_Problem details_
Please output every one of the lines below verbatim, without changing anything.

_Region and label listings_
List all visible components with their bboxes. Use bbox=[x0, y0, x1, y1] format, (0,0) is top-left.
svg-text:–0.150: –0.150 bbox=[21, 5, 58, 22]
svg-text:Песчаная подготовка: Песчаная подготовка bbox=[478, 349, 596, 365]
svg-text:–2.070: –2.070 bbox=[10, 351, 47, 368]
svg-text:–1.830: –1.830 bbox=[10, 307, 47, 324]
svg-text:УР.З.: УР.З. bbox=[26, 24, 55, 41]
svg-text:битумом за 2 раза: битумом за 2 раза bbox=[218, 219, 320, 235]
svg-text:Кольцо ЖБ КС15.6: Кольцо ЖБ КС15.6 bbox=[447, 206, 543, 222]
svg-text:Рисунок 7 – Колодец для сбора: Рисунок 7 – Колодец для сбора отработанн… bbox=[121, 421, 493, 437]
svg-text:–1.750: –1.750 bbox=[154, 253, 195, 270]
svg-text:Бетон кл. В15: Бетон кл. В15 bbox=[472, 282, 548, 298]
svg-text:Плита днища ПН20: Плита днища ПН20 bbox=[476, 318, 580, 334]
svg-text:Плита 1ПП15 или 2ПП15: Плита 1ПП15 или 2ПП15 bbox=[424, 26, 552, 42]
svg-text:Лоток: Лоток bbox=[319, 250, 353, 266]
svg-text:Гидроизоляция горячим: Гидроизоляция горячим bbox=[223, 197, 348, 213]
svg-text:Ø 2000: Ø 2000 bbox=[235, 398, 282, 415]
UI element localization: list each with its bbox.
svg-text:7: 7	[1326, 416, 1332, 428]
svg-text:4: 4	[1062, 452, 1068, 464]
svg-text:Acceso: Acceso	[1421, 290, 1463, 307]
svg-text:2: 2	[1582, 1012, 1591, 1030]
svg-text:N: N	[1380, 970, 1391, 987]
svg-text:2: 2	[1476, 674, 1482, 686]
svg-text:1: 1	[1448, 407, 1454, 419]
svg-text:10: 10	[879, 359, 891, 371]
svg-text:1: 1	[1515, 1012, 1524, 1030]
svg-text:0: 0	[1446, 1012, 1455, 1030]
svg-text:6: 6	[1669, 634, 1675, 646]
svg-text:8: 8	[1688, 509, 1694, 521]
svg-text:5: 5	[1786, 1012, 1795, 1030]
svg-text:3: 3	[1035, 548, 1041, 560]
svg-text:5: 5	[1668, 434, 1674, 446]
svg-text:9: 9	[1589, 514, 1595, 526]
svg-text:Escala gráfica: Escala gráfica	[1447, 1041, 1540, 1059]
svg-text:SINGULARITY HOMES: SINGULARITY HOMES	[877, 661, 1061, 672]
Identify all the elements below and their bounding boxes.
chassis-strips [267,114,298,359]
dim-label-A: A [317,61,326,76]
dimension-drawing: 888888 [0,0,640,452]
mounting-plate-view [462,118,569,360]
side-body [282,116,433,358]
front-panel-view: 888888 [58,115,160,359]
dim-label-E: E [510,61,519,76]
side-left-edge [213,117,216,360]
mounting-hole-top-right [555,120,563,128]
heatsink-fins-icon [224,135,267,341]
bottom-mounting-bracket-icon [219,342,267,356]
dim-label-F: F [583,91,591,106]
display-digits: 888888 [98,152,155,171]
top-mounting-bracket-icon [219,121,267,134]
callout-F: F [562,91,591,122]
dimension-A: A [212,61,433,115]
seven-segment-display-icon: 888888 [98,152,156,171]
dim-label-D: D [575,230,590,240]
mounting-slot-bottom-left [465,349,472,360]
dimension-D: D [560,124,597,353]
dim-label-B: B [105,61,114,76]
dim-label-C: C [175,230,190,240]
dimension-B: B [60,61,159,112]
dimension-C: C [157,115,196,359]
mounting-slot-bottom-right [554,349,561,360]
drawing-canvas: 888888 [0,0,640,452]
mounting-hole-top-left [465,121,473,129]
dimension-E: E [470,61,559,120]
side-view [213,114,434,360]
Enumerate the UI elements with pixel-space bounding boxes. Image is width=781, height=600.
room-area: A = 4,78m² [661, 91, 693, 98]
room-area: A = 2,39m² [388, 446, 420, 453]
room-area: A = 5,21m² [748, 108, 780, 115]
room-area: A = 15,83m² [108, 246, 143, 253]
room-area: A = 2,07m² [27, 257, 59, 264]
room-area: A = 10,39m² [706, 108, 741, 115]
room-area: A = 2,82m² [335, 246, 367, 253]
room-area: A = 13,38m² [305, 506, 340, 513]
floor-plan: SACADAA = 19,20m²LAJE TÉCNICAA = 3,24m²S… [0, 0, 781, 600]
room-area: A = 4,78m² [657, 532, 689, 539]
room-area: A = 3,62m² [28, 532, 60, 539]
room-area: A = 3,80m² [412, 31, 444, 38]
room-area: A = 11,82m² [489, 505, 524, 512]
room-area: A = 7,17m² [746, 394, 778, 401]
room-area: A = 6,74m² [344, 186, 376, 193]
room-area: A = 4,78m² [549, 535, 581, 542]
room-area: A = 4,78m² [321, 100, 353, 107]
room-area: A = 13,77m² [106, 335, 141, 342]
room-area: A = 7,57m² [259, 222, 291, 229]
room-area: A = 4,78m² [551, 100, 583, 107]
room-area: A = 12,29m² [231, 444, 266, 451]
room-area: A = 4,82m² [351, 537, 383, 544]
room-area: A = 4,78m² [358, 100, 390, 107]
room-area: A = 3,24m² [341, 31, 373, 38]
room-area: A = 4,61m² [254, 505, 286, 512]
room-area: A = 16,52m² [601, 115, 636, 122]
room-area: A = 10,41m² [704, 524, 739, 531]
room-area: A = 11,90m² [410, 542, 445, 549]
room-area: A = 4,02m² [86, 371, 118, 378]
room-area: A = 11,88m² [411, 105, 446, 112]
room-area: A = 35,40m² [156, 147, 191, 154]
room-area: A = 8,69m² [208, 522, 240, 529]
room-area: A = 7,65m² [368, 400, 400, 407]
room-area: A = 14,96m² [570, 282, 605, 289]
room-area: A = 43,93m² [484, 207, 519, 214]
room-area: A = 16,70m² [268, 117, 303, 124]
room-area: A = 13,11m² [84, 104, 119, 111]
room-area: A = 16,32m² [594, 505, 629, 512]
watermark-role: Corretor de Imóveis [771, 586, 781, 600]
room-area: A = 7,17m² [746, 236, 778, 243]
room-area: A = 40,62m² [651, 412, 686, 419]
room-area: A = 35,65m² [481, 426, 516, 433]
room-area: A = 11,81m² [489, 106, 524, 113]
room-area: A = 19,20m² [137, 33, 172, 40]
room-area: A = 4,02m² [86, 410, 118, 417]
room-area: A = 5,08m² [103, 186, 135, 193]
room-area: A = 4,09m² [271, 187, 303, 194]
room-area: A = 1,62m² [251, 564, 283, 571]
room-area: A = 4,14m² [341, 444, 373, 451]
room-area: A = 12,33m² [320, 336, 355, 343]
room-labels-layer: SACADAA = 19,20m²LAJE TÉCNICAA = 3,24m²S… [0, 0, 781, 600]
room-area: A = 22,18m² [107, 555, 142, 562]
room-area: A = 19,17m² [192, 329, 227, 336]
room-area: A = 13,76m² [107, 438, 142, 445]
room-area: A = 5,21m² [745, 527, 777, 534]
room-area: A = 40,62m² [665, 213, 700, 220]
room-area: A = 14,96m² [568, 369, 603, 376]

_Final result_
List all visible components with their bboxes. Use bbox=[x0, y0, x1, y1] format, (0,0) is top-left.
svg-text:–0.150: –0.150 bbox=[21, 5, 58, 22]
svg-text:Песчаная подготовка: Песчаная подготовка bbox=[478, 349, 596, 365]
svg-text:–2.070: –2.070 bbox=[10, 351, 47, 368]
svg-text:–1.830: –1.830 bbox=[10, 307, 47, 324]
svg-text:УР.З.: УР.З. bbox=[26, 24, 55, 41]
svg-text:битумом за 2 раза: битумом за 2 раза bbox=[218, 219, 320, 235]
svg-text:Кольцо ЖБ КС15.6: Кольцо ЖБ КС15.6 bbox=[447, 206, 543, 222]
svg-text:Рисунок 7 – Колодец для сбора: Рисунок 7 – Колодец для сбора отработанн… bbox=[121, 421, 493, 437]
svg-text:–1.750: –1.750 bbox=[154, 253, 195, 270]
svg-text:Бетон кл. В15: Бетон кл. В15 bbox=[472, 282, 548, 298]
svg-text:Плита днища ПН20: Плита днища ПН20 bbox=[476, 318, 580, 334]
svg-text:Плита 1ПП15 или 2ПП15: Плита 1ПП15 или 2ПП15 bbox=[424, 26, 552, 42]
svg-text:Лоток: Лоток bbox=[319, 250, 353, 266]
svg-text:Гидроизоляция горячим: Гидроизоляция горячим bbox=[223, 197, 348, 213]
svg-text:Ø 2000: Ø 2000 bbox=[235, 398, 282, 415]
UI element localization: list each with its bbox.
svg-text:7: 7	[1326, 416, 1332, 428]
svg-text:4: 4	[1062, 452, 1068, 464]
svg-text:Acceso: Acceso	[1421, 290, 1463, 307]
svg-text:2: 2	[1582, 1012, 1591, 1030]
svg-text:N: N	[1380, 970, 1391, 987]
svg-text:2: 2	[1476, 674, 1482, 686]
svg-text:1: 1	[1448, 407, 1454, 419]
svg-text:10: 10	[879, 359, 891, 371]
svg-text:1: 1	[1515, 1012, 1524, 1030]
svg-text:0: 0	[1446, 1012, 1455, 1030]
svg-text:6: 6	[1669, 634, 1675, 646]
svg-text:8: 8	[1688, 509, 1694, 521]
svg-text:5: 5	[1786, 1012, 1795, 1030]
svg-text:3: 3	[1035, 548, 1041, 560]
svg-text:5: 5	[1668, 434, 1674, 446]
svg-text:9: 9	[1589, 514, 1595, 526]
svg-text:Escala gráfica: Escala gráfica	[1447, 1041, 1540, 1059]
svg-text:SINGULARITY HOMES: SINGULARITY HOMES	[877, 661, 1061, 672]
Identify all the elements below and their bounding boxes.
chassis-strips [267,114,298,359]
dim-label-A: A [317,61,326,76]
dimension-drawing: 888888 [0,0,640,452]
mounting-plate-view [462,118,569,360]
side-body [282,116,433,358]
front-panel-view: 888888 [58,115,160,359]
dim-label-E: E [510,61,519,76]
side-left-edge [213,117,216,360]
mounting-hole-top-right [555,120,563,128]
heatsink-fins-icon [224,135,267,341]
bottom-mounting-bracket-icon [219,342,267,356]
dim-label-F: F [583,91,591,106]
display-digits: 888888 [98,152,155,171]
top-mounting-bracket-icon [219,121,267,134]
callout-F: F [562,91,591,122]
dimension-A: A [212,61,433,115]
seven-segment-display-icon: 888888 [98,152,156,171]
dim-label-D: D [575,230,590,240]
mounting-slot-bottom-left [465,349,472,360]
dimension-D: D [560,124,597,353]
dim-label-B: B [105,61,114,76]
dim-label-C: C [175,230,190,240]
dimension-B: B [60,61,159,112]
dimension-C: C [157,115,196,359]
mounting-slot-bottom-right [554,349,561,360]
drawing-canvas: 888888 [0,0,640,452]
mounting-hole-top-left [465,121,473,129]
dimension-E: E [470,61,559,120]
side-view [213,114,434,360]
Enumerate the UI elements with pixel-space bounding boxes. Image is width=781, height=600.
room-area: A = 4,78m² [661, 91, 693, 98]
room-area: A = 2,39m² [388, 446, 420, 453]
room-area: A = 5,21m² [748, 108, 780, 115]
room-area: A = 15,83m² [108, 246, 143, 253]
room-area: A = 2,07m² [27, 257, 59, 264]
room-area: A = 10,39m² [706, 108, 741, 115]
room-area: A = 2,82m² [335, 246, 367, 253]
room-area: A = 13,38m² [305, 506, 340, 513]
floor-plan: SACADAA = 19,20m²LAJE TÉCNICAA = 3,24m²S… [0, 0, 781, 600]
room-area: A = 4,78m² [657, 532, 689, 539]
room-area: A = 3,62m² [28, 532, 60, 539]
room-area: A = 3,80m² [412, 31, 444, 38]
room-area: A = 11,82m² [489, 505, 524, 512]
room-area: A = 7,17m² [746, 394, 778, 401]
room-area: A = 6,74m² [344, 186, 376, 193]
room-area: A = 4,78m² [549, 535, 581, 542]
room-area: A = 4,78m² [321, 100, 353, 107]
room-area: A = 13,77m² [106, 335, 141, 342]
room-area: A = 7,57m² [259, 222, 291, 229]
room-area: A = 4,78m² [551, 100, 583, 107]
room-area: A = 12,29m² [231, 444, 266, 451]
room-area: A = 4,82m² [351, 537, 383, 544]
room-area: A = 4,78m² [358, 100, 390, 107]
room-area: A = 3,24m² [341, 31, 373, 38]
room-area: A = 4,61m² [254, 505, 286, 512]
room-area: A = 16,52m² [601, 115, 636, 122]
room-area: A = 10,41m² [704, 524, 739, 531]
room-area: A = 11,90m² [410, 542, 445, 549]
room-area: A = 4,02m² [86, 371, 118, 378]
room-area: A = 11,88m² [411, 105, 446, 112]
room-area: A = 35,40m² [156, 147, 191, 154]
room-area: A = 8,69m² [208, 522, 240, 529]
room-area: A = 7,65m² [368, 400, 400, 407]
room-area: A = 14,96m² [570, 282, 605, 289]
room-area: A = 43,93m² [484, 207, 519, 214]
room-area: A = 16,70m² [268, 117, 303, 124]
room-area: A = 13,11m² [84, 104, 119, 111]
room-area: A = 16,32m² [594, 505, 629, 512]
watermark-role: Corretor de Imóveis [771, 586, 781, 600]
room-area: A = 7,17m² [746, 236, 778, 243]
room-area: A = 40,62m² [651, 412, 686, 419]
room-area: A = 35,65m² [481, 426, 516, 433]
room-area: A = 11,81m² [489, 106, 524, 113]
room-area: A = 19,20m² [137, 33, 172, 40]
room-area: A = 4,02m² [86, 410, 118, 417]
room-area: A = 5,08m² [103, 186, 135, 193]
room-area: A = 4,09m² [271, 187, 303, 194]
room-area: A = 1,62m² [251, 564, 283, 571]
room-area: A = 4,14m² [341, 444, 373, 451]
room-area: A = 12,33m² [320, 336, 355, 343]
room-labels-layer: SACADAA = 19,20m²LAJE TÉCNICAA = 3,24m²S… [0, 0, 781, 600]
room-area: A = 22,18m² [107, 555, 142, 562]
room-area: A = 19,17m² [192, 329, 227, 336]
room-area: A = 13,76m² [107, 438, 142, 445]
room-area: A = 5,21m² [745, 527, 777, 534]
room-area: A = 40,62m² [665, 213, 700, 220]
room-area: A = 14,96m² [568, 369, 603, 376]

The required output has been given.